__SHORT TASK__: Copy exactly the lines from the one containing "What text is on this page?" through the last line of the records below, including both, and leave out any pictures.

BEGIN RECORDS FOR THE TASK

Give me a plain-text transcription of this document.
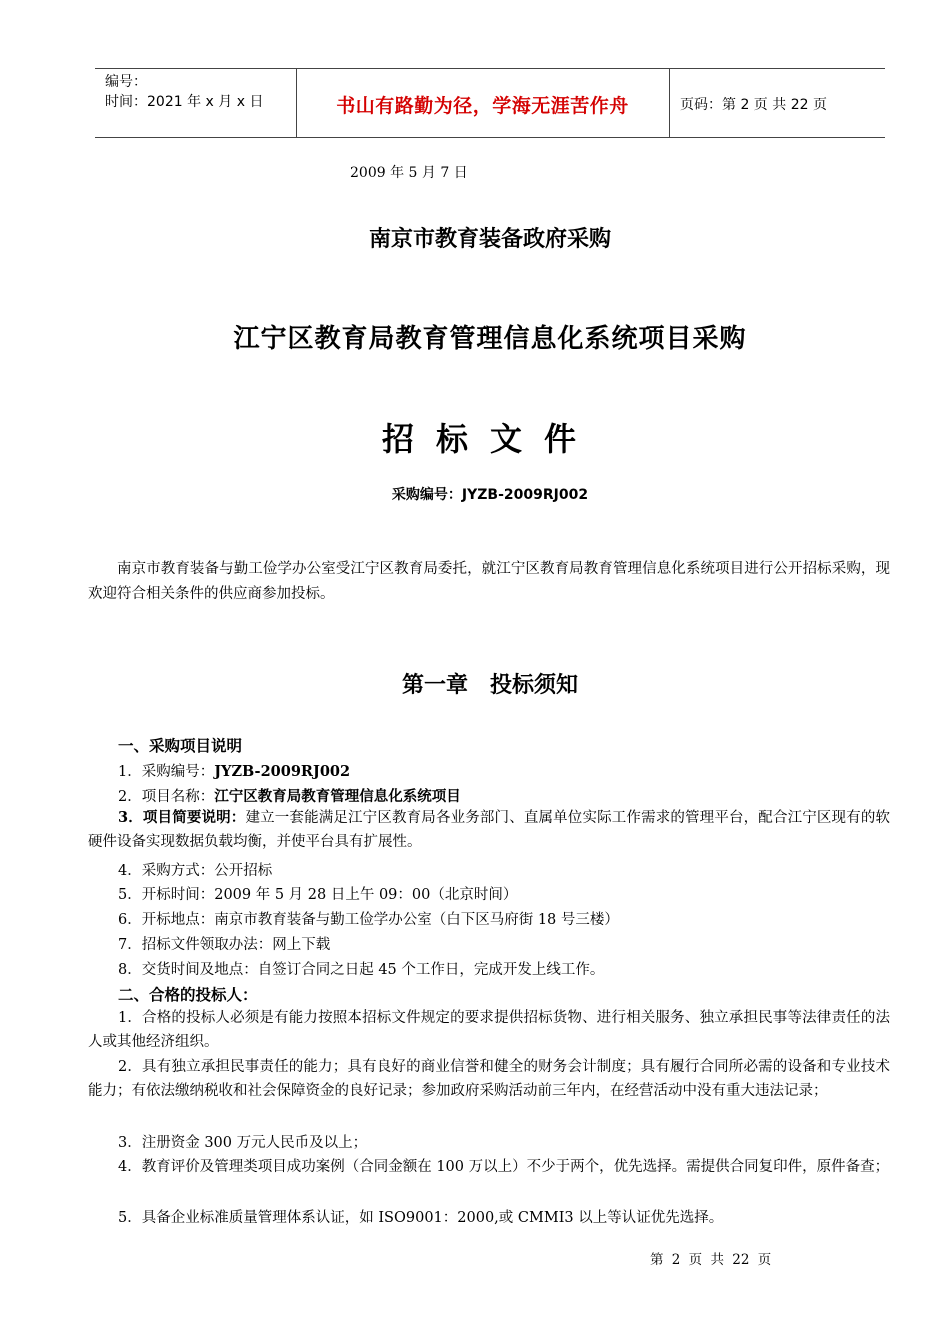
编号：
时间：2021 年 x 月 x 日	书山有路勤为径，学海无涯苦作舟	页码：第 2 页 共 22 页
2009 年 5 月 7 日
南京市教育装备政府采购
江宁区教育局教育管理信息化系统项目采购
招标文件
采购编号：JYZB-2009RJ002
南京市教育装备与勤工俭学办公室受江宁区教育局委托，就江宁区教育局教育管理信息化系统项目进行公开招标采购，现欢迎符合相关条件的供应商参加投标。
第一章　投标须知
一、采购项目说明
1．采购编号：JYZB-2009RJ002
2．项目名称：江宁区教育局教育管理信息化系统项目
3．项目简要说明：建立一套能满足江宁区教育局各业务部门、直属单位实际工作需求的管理平台，配合江宁区现有的软硬件设备实现数据负载均衡，并使平台具有扩展性。
4．采购方式：公开招标
5．开标时间：2009 年 5 月 28 日上午 09：00（北京时间）
6．开标地点：南京市教育装备与勤工俭学办公室（白下区马府街 18 号三楼）
7．招标文件领取办法：网上下载
8．交货时间及地点：自签订合同之日起 45 个工作日，完成开发上线工作。
二、合格的投标人：
1．合格的投标人必须是有能力按照本招标文件规定的要求提供招标货物、进行相关服务、独立承担民事等法律责任的法人或其他经济组织。
2．具有独立承担民事责任的能力；具有良好的商业信誉和健全的财务会计制度；具有履行合同所必需的设备和专业技术能力；有依法缴纳税收和社会保障资金的良好记录；参加政府采购活动前三年内，在经营活动中没有重大违法记录；
3．注册资金 300 万元人民币及以上；
4．教育评价及管理类项目成功案例（合同金额在 100 万以上）不少于两个，优先选择。需提供合同复印件，原件备查；
5．具备企业标准质量管理体系认证，如 ISO9001：2000,或 CMMI3 以上等认证优先选择。
第 2 页 共 22 页
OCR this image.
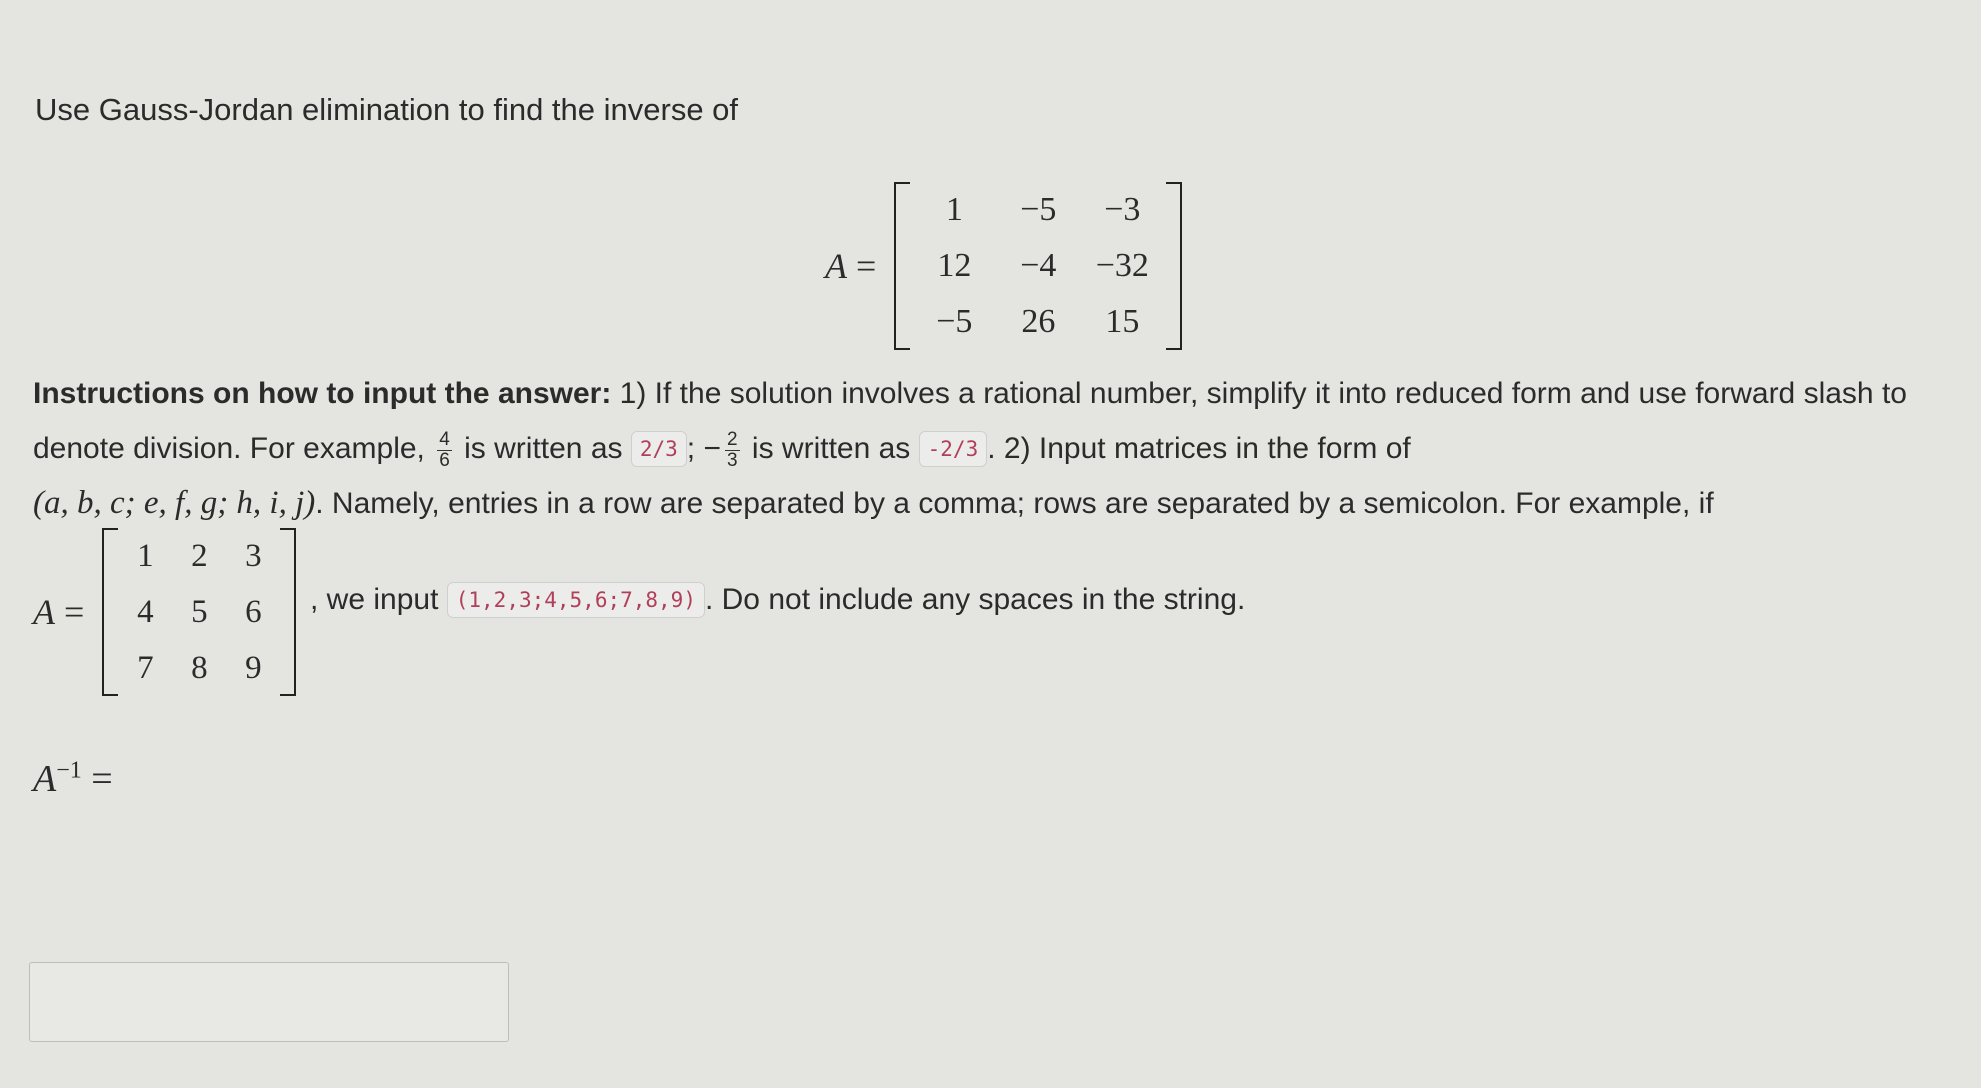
Use Gauss-Jordan elimination to find the inverse of
A =
1	−5	−3
12	−4	−32
−5	26	15

Instructions on how to input the answer: 1) If the solution involves a rational number, simplify it into reduced form and use forward slash to denote division. For example, $\frac{4}{6}$ is written as 2/3 ; − $\frac{2}{3}$ is written as -2/3 . 2) Input matrices in the form of

(a, b, c; e, f, g; h, i, j). Namely, entries in a row are separated by a comma; rows are separated by a semicolon. For example, if

A =
1	2	3
4	5	6
7	8	9
, we input (1,2,3;4,5,6;7,8,9) . Do not include any spaces in the string.
$A^{-1}$ =
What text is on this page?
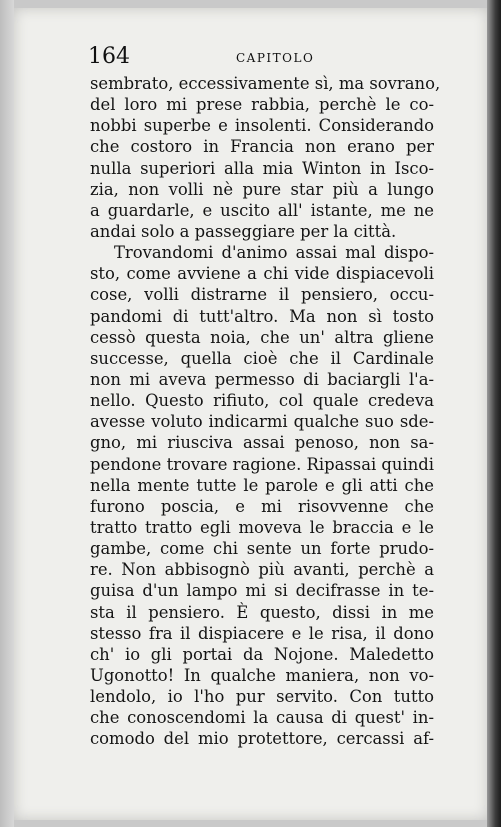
164	CAPITOLO
sembrato, eccessivamente sì, ma sovrano,
del loro mi prese rabbia, perchè le co-
nobbi superbe e insolenti. Considerando
che costoro in Francia non erano per
nulla superiori alla mia Winton in Isco-
zia, non volli nè pure star più a lungo
a guardarle, e uscito all' istante, me ne
andai solo a passeggiare per la città.
Trovandomi d'animo assai mal dispo-
sto, come avviene a chi vide dispiacevoli
cose, volli distrarne il pensiero, occu-
pandomi di tutt'altro. Ma non sì tosto
cessò questa noia, che un' altra gliene
successe, quella cioè che il Cardinale
non mi aveva permesso di baciargli l'a-
nello. Questo rifiuto, col quale credeva
avesse voluto indicarmi qualche suo sde-
gno, mi riusciva assai penoso, non sa-
pendone trovare ragione. Ripassai quindi
nella mente tutte le parole e gli atti che
furono poscia, e mi risovvenne che
tratto tratto egli moveva le braccia e le
gambe, come chi sente un forte prudo-
re. Non abbisognò più avanti, perchè a
guisa d'un lampo mi si decifrasse in te-
sta il pensiero. È questo, dissi in me
stesso fra il dispiacere e le risa, il dono
ch' io gli portai da Nojone. Maledetto
Ugonotto! In qualche maniera, non vo-
lendolo, io l'ho pur servito. Con tutto
che conoscendomi la causa di quest' in-
comodo del mio protettore, cercassi af-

END RECORDS FOR THE TASK

__EXPECTED ANSWER__:
What text is on this page?
164	CAPITOLO
sembrato, eccessivamente sì, ma sovrano,
del loro mi prese rabbia, perchè le co-
nobbi superbe e insolenti. Considerando
che costoro in Francia non erano per
nulla superiori alla mia Winton in Isco-
zia, non volli nè pure star più a lungo
a guardarle, e uscito all' istante, me ne
andai solo a passeggiare per la città.
Trovandomi d'animo assai mal dispo-
sto, come avviene a chi vide dispiacevoli
cose, volli distrarne il pensiero, occu-
pandomi di tutt'altro. Ma non sì tosto
cessò questa noia, che un' altra gliene
successe, quella cioè che il Cardinale
non mi aveva permesso di baciargli l'a-
nello. Questo rifiuto, col quale credeva
avesse voluto indicarmi qualche suo sde-
gno, mi riusciva assai penoso, non sa-
pendone trovare ragione. Ripassai quindi
nella mente tutte le parole e gli atti che
furono poscia, e mi risovvenne che
tratto tratto egli moveva le braccia e le
gambe, come chi sente un forte prudo-
re. Non abbisognò più avanti, perchè a
guisa d'un lampo mi si decifrasse in te-
sta il pensiero. È questo, dissi in me
stesso fra il dispiacere e le risa, il dono
ch' io gli portai da Nojone. Maledetto
Ugonotto! In qualche maniera, non vo-
lendolo, io l'ho pur servito. Con tutto
che conoscendomi la causa di quest' in-
comodo del mio protettore, cercassi af-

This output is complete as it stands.